**EXERCISE OBJECTIVE:**
Find every line with the word "Landings". Copy those lines.

>> Start

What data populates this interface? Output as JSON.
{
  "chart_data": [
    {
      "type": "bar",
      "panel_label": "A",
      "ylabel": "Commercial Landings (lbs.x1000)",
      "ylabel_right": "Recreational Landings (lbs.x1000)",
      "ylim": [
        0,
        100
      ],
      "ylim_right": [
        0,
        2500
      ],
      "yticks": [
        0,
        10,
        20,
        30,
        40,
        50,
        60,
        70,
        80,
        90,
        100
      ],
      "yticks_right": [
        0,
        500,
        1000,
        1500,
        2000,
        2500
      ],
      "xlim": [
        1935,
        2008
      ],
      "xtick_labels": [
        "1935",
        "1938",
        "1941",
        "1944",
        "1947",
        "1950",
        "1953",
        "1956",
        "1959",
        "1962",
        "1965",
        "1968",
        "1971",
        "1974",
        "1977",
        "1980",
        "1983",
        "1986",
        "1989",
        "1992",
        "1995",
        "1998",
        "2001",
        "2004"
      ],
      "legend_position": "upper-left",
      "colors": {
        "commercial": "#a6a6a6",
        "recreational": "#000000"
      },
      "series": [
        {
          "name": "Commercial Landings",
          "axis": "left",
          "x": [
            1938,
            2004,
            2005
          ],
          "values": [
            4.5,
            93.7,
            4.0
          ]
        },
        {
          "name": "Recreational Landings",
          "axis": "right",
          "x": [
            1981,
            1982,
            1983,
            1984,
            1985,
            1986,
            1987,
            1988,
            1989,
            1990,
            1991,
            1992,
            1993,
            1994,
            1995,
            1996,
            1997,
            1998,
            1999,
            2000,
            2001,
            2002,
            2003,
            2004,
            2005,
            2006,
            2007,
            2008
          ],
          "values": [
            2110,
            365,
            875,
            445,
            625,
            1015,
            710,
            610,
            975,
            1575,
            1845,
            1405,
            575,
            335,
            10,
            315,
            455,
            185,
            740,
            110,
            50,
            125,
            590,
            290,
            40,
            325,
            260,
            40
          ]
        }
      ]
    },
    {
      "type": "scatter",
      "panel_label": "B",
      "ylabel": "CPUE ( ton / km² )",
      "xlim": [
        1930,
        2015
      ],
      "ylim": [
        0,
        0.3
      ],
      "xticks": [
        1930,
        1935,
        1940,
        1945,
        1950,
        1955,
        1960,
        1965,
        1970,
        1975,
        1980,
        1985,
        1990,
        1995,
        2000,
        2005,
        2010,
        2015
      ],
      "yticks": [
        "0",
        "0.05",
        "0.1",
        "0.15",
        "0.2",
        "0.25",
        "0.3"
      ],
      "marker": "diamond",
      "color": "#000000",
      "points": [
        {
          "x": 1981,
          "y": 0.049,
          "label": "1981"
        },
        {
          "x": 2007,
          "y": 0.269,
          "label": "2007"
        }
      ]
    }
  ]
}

>> End

**ANSWER FOR THE TASK:**
      "ylabel": "Commercial Landings (lbs.x1000)",
      "ylabel_right": "Recreational Landings (lbs.x1000)",
          "name": "Commercial Landings",
          "name": "Recreational Landings",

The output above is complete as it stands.